§ Supplied data
======
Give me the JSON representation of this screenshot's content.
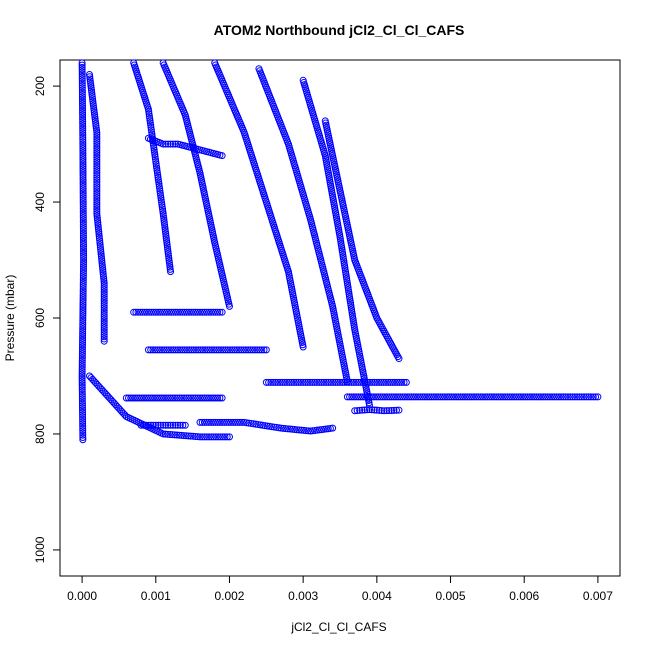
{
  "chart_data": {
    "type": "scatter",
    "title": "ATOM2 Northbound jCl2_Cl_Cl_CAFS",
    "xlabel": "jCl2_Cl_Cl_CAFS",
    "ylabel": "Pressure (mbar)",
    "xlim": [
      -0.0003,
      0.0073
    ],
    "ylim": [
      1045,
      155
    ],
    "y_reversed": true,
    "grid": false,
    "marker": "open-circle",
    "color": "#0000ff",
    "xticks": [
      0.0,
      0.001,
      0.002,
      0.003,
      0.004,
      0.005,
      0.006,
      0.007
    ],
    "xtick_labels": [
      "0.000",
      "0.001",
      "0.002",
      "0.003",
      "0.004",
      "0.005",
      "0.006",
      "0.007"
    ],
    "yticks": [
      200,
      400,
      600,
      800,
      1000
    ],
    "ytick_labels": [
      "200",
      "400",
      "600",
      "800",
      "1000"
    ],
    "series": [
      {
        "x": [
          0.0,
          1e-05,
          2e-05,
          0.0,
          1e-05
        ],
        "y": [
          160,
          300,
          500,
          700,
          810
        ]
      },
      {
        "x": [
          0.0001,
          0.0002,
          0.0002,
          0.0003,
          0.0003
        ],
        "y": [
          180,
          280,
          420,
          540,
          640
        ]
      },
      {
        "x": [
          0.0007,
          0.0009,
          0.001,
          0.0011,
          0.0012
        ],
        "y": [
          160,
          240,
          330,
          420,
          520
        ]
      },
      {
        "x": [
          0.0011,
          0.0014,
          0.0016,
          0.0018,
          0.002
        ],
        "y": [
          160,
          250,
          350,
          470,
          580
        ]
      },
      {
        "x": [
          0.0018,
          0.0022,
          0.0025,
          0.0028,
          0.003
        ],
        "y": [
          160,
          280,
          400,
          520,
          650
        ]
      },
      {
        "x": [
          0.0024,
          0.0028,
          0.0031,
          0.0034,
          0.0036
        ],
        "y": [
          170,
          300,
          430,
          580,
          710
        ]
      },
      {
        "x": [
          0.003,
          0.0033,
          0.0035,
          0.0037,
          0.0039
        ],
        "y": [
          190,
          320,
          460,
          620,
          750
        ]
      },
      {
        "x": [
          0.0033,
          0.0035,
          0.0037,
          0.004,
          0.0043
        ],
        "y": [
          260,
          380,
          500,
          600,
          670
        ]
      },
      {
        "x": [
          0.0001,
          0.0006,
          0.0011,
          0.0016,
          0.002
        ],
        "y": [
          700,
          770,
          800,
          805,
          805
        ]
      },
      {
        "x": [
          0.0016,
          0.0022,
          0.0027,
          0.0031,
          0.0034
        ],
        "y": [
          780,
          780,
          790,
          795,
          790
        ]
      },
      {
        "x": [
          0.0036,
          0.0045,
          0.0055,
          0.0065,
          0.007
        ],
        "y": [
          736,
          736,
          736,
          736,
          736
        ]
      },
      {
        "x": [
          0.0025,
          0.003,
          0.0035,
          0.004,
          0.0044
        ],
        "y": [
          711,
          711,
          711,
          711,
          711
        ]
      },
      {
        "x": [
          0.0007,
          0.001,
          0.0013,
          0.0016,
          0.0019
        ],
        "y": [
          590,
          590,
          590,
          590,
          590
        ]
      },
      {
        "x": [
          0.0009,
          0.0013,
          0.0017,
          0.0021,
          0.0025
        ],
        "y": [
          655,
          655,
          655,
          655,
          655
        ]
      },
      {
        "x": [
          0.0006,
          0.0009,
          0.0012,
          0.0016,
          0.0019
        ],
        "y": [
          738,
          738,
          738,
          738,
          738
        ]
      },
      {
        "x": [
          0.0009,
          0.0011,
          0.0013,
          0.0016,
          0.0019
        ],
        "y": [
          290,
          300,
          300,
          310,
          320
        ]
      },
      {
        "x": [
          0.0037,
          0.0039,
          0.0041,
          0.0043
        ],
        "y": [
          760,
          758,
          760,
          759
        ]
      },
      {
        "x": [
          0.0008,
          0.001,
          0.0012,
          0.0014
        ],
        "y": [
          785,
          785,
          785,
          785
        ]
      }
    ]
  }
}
======
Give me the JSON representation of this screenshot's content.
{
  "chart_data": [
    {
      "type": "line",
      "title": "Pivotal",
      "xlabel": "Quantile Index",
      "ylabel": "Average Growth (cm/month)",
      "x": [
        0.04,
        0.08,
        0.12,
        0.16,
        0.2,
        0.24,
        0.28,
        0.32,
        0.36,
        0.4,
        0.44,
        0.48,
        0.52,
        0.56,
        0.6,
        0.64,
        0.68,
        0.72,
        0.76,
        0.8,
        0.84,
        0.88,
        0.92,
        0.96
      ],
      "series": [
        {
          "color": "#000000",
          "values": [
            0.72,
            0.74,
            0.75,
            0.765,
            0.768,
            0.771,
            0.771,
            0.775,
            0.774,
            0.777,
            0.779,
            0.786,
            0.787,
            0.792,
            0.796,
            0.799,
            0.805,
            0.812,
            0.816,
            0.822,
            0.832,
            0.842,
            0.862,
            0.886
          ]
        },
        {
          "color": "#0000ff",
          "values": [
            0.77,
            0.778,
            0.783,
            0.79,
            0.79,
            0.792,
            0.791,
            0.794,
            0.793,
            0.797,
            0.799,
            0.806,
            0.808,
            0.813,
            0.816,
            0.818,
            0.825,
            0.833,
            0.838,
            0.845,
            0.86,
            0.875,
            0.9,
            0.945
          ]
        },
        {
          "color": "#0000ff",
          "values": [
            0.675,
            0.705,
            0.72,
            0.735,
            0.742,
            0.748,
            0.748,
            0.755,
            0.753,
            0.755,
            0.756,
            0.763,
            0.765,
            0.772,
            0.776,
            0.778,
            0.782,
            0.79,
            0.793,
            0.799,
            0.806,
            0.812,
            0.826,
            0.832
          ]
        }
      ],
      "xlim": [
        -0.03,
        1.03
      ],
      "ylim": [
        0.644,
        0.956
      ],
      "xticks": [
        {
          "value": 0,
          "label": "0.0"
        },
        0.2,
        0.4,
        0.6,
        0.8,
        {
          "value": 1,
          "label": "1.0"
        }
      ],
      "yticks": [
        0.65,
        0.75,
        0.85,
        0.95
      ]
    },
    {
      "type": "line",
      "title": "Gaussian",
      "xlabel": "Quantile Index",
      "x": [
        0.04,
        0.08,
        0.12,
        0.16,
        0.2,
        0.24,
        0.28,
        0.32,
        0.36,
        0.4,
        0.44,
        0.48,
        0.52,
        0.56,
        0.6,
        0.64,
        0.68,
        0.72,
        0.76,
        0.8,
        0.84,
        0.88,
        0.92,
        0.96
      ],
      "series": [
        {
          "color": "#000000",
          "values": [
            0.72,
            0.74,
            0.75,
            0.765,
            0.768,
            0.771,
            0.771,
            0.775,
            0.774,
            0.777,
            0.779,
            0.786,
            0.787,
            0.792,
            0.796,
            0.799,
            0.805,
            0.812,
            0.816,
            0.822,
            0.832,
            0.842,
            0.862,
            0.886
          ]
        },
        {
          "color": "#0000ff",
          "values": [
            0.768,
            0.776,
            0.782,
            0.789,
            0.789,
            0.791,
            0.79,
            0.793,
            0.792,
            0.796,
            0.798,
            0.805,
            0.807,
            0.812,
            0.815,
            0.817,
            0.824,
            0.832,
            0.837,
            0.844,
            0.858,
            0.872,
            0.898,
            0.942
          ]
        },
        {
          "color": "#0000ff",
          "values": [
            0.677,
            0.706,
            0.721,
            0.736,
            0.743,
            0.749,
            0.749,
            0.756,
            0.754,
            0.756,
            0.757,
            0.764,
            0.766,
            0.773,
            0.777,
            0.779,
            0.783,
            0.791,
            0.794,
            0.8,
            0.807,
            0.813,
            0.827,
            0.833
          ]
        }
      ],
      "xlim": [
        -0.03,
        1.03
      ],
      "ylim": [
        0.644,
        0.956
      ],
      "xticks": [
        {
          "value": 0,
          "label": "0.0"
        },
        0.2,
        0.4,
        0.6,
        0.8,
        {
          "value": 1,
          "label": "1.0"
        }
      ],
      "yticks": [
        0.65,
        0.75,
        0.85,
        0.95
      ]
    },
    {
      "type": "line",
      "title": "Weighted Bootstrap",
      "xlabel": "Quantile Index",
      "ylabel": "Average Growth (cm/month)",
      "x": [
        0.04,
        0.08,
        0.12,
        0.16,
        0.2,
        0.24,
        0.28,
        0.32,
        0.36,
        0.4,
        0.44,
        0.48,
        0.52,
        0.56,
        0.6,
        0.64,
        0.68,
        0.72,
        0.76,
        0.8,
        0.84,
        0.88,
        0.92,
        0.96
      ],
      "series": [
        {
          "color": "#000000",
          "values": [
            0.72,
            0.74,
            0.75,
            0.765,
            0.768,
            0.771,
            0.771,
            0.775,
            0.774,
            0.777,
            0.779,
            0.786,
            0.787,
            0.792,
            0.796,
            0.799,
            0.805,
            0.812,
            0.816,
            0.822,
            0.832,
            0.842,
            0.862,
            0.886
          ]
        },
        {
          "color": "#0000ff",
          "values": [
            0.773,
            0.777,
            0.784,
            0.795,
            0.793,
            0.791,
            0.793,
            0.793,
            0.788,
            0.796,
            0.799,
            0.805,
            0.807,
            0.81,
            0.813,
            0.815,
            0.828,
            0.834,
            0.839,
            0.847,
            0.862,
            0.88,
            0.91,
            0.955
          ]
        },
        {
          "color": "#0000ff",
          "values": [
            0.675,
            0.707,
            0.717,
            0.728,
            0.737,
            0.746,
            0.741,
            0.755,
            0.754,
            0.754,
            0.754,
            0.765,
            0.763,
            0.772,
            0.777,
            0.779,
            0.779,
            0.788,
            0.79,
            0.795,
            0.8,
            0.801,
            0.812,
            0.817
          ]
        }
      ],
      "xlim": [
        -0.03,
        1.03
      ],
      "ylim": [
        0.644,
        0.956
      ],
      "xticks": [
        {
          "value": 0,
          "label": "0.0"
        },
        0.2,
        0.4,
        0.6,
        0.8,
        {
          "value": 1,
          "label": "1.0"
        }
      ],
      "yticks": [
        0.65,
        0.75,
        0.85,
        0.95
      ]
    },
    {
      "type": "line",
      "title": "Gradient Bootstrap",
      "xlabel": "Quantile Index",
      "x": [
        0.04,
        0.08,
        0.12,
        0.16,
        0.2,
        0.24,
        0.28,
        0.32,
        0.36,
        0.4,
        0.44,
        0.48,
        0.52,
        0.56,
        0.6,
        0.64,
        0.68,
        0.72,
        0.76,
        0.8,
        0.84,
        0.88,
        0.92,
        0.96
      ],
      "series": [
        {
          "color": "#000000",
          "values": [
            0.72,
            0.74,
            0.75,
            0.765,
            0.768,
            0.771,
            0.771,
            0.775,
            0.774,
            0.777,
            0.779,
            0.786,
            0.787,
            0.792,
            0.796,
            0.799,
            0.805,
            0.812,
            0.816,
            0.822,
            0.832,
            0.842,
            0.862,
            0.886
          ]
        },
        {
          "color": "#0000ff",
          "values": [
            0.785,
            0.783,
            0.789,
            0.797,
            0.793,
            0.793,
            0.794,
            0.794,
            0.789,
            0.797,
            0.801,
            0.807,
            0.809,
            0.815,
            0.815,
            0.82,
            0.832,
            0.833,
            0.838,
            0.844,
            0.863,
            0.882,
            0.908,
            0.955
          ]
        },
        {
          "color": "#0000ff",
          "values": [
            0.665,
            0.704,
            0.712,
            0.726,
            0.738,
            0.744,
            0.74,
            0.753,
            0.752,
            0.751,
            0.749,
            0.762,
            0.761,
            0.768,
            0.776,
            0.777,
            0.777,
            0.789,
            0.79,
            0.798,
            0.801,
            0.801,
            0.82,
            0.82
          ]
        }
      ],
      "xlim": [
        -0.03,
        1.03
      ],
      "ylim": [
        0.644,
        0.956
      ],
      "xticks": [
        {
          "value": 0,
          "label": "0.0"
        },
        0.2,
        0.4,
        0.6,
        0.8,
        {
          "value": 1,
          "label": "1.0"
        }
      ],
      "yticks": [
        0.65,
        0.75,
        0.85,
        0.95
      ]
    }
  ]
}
======
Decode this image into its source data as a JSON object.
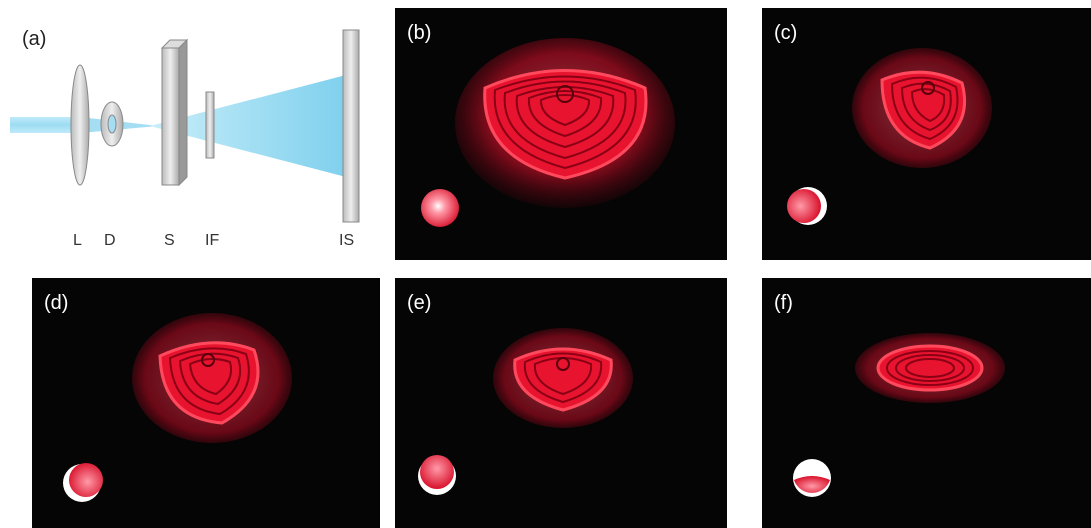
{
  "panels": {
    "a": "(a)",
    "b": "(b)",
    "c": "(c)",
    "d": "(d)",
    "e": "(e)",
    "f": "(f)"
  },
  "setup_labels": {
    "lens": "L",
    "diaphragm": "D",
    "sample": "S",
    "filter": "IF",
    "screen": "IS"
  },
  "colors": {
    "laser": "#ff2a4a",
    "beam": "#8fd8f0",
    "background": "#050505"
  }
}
======
§ Exercise objective
In the material above, tally every line with the string "Bootstrap" in it, then give that number alone.

§ Response to the exercise
2